§ **Requirements**: Return the whole listing exactly as it stands.
<<<<
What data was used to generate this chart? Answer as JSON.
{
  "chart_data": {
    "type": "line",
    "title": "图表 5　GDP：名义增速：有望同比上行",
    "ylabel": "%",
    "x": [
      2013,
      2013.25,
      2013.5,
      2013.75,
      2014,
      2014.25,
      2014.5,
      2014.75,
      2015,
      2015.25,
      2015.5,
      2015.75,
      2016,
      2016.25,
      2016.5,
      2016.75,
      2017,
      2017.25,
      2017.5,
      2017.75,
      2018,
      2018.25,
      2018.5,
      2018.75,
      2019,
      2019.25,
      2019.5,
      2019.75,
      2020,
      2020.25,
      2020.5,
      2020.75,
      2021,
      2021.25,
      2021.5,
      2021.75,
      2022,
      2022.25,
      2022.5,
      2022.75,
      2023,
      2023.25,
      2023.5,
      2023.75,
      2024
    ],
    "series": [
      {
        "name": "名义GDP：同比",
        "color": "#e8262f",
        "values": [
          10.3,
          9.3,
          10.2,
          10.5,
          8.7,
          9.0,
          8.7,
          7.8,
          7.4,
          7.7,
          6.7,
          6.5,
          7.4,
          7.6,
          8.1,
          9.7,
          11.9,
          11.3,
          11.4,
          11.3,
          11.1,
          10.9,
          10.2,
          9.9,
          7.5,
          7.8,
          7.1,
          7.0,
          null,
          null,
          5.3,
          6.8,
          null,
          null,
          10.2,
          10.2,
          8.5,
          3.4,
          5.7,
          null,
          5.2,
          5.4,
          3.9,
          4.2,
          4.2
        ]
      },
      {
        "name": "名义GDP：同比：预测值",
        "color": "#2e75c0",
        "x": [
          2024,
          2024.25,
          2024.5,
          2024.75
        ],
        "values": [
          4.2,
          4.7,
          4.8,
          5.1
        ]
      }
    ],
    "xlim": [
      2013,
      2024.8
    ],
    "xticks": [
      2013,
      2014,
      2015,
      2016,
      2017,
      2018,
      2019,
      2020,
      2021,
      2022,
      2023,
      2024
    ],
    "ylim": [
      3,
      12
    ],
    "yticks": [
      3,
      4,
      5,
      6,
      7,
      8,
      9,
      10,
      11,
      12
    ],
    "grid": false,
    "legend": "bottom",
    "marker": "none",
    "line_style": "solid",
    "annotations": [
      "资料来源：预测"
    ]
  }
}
>>>>
§ **Answer below**:
What data was used to generate this chart? Answer as JSON.
{
  "chart_data": {
    "type": "line",
    "title": "图表 5　GDP：名义增速：有望同比上行",
    "ylabel": "%",
    "x": [
      2013,
      2013.25,
      2013.5,
      2013.75,
      2014,
      2014.25,
      2014.5,
      2014.75,
      2015,
      2015.25,
      2015.5,
      2015.75,
      2016,
      2016.25,
      2016.5,
      2016.75,
      2017,
      2017.25,
      2017.5,
      2017.75,
      2018,
      2018.25,
      2018.5,
      2018.75,
      2019,
      2019.25,
      2019.5,
      2019.75,
      2020,
      2020.25,
      2020.5,
      2020.75,
      2021,
      2021.25,
      2021.5,
      2021.75,
      2022,
      2022.25,
      2022.5,
      2022.75,
      2023,
      2023.25,
      2023.5,
      2023.75,
      2024
    ],
    "series": [
      {
        "name": "名义GDP：同比",
        "color": "#e8262f",
        "values": [
          10.3,
          9.3,
          10.2,
          10.5,
          8.7,
          9.0,
          8.7,
          7.8,
          7.4,
          7.7,
          6.7,
          6.5,
          7.4,
          7.6,
          8.1,
          9.7,
          11.9,
          11.3,
          11.4,
          11.3,
          11.1,
          10.9,
          10.2,
          9.9,
          7.5,
          7.8,
          7.1,
          7.0,
          null,
          null,
          5.3,
          6.8,
          null,
          null,
          10.2,
          10.2,
          8.5,
          3.4,
          5.7,
          null,
          5.2,
          5.4,
          3.9,
          4.2,
          4.2
        ]
      },
      {
        "name": "名义GDP：同比：预测值",
        "color": "#2e75c0",
        "x": [
          2024,
          2024.25,
          2024.5,
          2024.75
        ],
        "values": [
          4.2,
          4.7,
          4.8,
          5.1
        ]
      }
    ],
    "xlim": [
      2013,
      2024.8
    ],
    "xticks": [
      2013,
      2014,
      2015,
      2016,
      2017,
      2018,
      2019,
      2020,
      2021,
      2022,
      2023,
      2024
    ],
    "ylim": [
      3,
      12
    ],
    "yticks": [
      3,
      4,
      5,
      6,
      7,
      8,
      9,
      10,
      11,
      12
    ],
    "grid": false,
    "legend": "bottom",
    "marker": "none",
    "line_style": "solid",
    "annotations": [
      "资料来源：预测"
    ]
  }
}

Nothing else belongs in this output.